## SHORT EXERCISE
Retype the whole listing below, character for character.

** Begin **

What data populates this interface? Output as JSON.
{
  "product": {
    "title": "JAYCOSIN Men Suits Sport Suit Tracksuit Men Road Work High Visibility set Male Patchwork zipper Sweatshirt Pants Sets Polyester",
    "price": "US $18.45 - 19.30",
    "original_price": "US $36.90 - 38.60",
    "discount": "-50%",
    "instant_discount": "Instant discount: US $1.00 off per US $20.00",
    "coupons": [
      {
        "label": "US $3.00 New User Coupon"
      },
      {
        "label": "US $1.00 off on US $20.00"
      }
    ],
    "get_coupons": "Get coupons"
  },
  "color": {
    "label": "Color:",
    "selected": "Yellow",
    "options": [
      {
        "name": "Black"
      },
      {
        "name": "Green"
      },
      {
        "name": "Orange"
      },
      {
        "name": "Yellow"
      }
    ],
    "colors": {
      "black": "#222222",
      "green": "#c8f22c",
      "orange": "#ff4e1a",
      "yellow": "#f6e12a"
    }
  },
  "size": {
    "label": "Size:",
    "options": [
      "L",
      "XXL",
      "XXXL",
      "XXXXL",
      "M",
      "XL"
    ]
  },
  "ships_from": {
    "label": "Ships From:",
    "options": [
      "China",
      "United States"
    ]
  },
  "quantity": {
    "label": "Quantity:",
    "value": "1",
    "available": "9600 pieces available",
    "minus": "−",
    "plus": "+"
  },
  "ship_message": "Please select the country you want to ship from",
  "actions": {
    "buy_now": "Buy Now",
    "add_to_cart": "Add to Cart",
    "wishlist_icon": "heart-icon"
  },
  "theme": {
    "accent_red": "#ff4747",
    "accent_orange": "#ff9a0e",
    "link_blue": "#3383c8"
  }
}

** End **

## THE COMPLETED TASK
What data populates this interface? Output as JSON.
{
  "product": {
    "title": "JAYCOSIN Men Suits Sport Suit Tracksuit Men Road Work High Visibility set Male Patchwork zipper Sweatshirt Pants Sets Polyester",
    "price": "US $18.45 - 19.30",
    "original_price": "US $36.90 - 38.60",
    "discount": "-50%",
    "instant_discount": "Instant discount: US $1.00 off per US $20.00",
    "coupons": [
      {
        "label": "US $3.00 New User Coupon"
      },
      {
        "label": "US $1.00 off on US $20.00"
      }
    ],
    "get_coupons": "Get coupons"
  },
  "color": {
    "label": "Color:",
    "selected": "Yellow",
    "options": [
      {
        "name": "Black"
      },
      {
        "name": "Green"
      },
      {
        "name": "Orange"
      },
      {
        "name": "Yellow"
      }
    ],
    "colors": {
      "black": "#222222",
      "green": "#c8f22c",
      "orange": "#ff4e1a",
      "yellow": "#f6e12a"
    }
  },
  "size": {
    "label": "Size:",
    "options": [
      "L",
      "XXL",
      "XXXL",
      "XXXXL",
      "M",
      "XL"
    ]
  },
  "ships_from": {
    "label": "Ships From:",
    "options": [
      "China",
      "United States"
    ]
  },
  "quantity": {
    "label": "Quantity:",
    "value": "1",
    "available": "9600 pieces available",
    "minus": "−",
    "plus": "+"
  },
  "ship_message": "Please select the country you want to ship from",
  "actions": {
    "buy_now": "Buy Now",
    "add_to_cart": "Add to Cart",
    "wishlist_icon": "heart-icon"
  },
  "theme": {
    "accent_red": "#ff4747",
    "accent_orange": "#ff9a0e",
    "link_blue": "#3383c8"
  }
}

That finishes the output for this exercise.